— START —

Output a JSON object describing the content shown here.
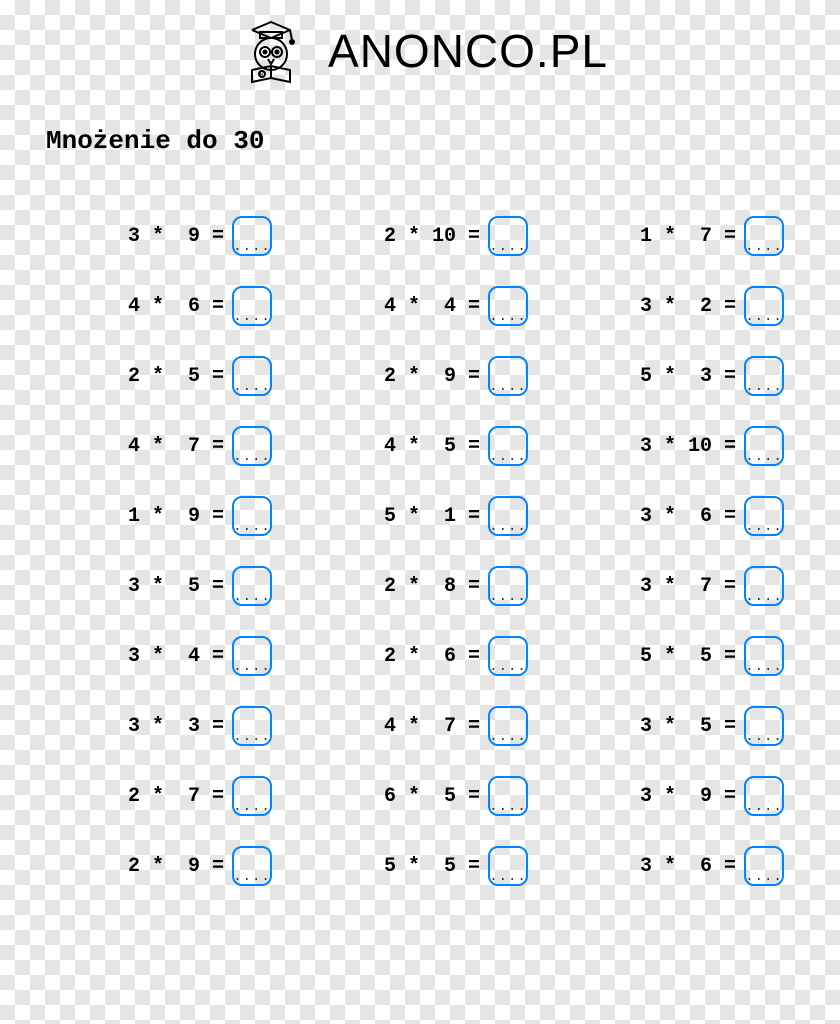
{
  "brand": "ANONCO.PL",
  "title": "Mnożenie do 30",
  "placeholder": "....",
  "columns": [
    [
      {
        "a": 3,
        "b": 9
      },
      {
        "a": 4,
        "b": 6
      },
      {
        "a": 2,
        "b": 5
      },
      {
        "a": 4,
        "b": 7
      },
      {
        "a": 1,
        "b": 9
      },
      {
        "a": 3,
        "b": 5
      },
      {
        "a": 3,
        "b": 4
      },
      {
        "a": 3,
        "b": 3
      },
      {
        "a": 2,
        "b": 7
      },
      {
        "a": 2,
        "b": 9
      }
    ],
    [
      {
        "a": 2,
        "b": 10
      },
      {
        "a": 4,
        "b": 4
      },
      {
        "a": 2,
        "b": 9
      },
      {
        "a": 4,
        "b": 5
      },
      {
        "a": 5,
        "b": 1
      },
      {
        "a": 2,
        "b": 8
      },
      {
        "a": 2,
        "b": 6
      },
      {
        "a": 4,
        "b": 7
      },
      {
        "a": 6,
        "b": 5
      },
      {
        "a": 5,
        "b": 5
      }
    ],
    [
      {
        "a": 1,
        "b": 7
      },
      {
        "a": 3,
        "b": 2
      },
      {
        "a": 5,
        "b": 3
      },
      {
        "a": 3,
        "b": 10
      },
      {
        "a": 3,
        "b": 6
      },
      {
        "a": 3,
        "b": 7
      },
      {
        "a": 5,
        "b": 5
      },
      {
        "a": 3,
        "b": 5
      },
      {
        "a": 3,
        "b": 9
      },
      {
        "a": 3,
        "b": 6
      }
    ]
  ]
}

— END —

→ What this task involves
The entries above should be reproduced exactly, without their pictures.

→ Response
Output a JSON object describing the content shown here.
{
  "brand": "ANONCO.PL",
  "title": "Mnożenie do 30",
  "placeholder": "....",
  "columns": [
    [
      {
        "a": 3,
        "b": 9
      },
      {
        "a": 4,
        "b": 6
      },
      {
        "a": 2,
        "b": 5
      },
      {
        "a": 4,
        "b": 7
      },
      {
        "a": 1,
        "b": 9
      },
      {
        "a": 3,
        "b": 5
      },
      {
        "a": 3,
        "b": 4
      },
      {
        "a": 3,
        "b": 3
      },
      {
        "a": 2,
        "b": 7
      },
      {
        "a": 2,
        "b": 9
      }
    ],
    [
      {
        "a": 2,
        "b": 10
      },
      {
        "a": 4,
        "b": 4
      },
      {
        "a": 2,
        "b": 9
      },
      {
        "a": 4,
        "b": 5
      },
      {
        "a": 5,
        "b": 1
      },
      {
        "a": 2,
        "b": 8
      },
      {
        "a": 2,
        "b": 6
      },
      {
        "a": 4,
        "b": 7
      },
      {
        "a": 6,
        "b": 5
      },
      {
        "a": 5,
        "b": 5
      }
    ],
    [
      {
        "a": 1,
        "b": 7
      },
      {
        "a": 3,
        "b": 2
      },
      {
        "a": 5,
        "b": 3
      },
      {
        "a": 3,
        "b": 10
      },
      {
        "a": 3,
        "b": 6
      },
      {
        "a": 3,
        "b": 7
      },
      {
        "a": 5,
        "b": 5
      },
      {
        "a": 3,
        "b": 5
      },
      {
        "a": 3,
        "b": 9
      },
      {
        "a": 3,
        "b": 6
      }
    ]
  ]
}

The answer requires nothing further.